**EXERCISE**
Tally the lines in the following entries that include the word "天吊り仕様の場合"; state only the total.

━━━ RECORDS SUPPLIED ━━━

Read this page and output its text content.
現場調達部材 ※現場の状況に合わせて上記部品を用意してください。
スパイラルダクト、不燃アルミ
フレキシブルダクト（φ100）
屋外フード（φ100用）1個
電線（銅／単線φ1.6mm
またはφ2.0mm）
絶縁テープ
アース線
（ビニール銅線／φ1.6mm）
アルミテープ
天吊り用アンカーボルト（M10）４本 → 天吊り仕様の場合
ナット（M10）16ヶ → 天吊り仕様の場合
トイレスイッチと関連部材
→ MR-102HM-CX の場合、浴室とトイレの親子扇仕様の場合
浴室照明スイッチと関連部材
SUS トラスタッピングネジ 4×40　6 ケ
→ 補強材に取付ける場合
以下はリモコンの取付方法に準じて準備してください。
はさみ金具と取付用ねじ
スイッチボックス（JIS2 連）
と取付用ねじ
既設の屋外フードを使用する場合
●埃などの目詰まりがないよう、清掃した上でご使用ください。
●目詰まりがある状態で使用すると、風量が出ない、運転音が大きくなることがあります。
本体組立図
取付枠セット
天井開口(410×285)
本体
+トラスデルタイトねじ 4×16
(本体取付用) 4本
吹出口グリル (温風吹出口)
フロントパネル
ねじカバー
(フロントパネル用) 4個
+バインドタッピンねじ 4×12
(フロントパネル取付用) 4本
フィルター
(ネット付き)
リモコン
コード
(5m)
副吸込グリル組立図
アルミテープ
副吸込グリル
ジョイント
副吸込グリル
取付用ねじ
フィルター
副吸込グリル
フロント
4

━━━

**TASK OUTPUT**
2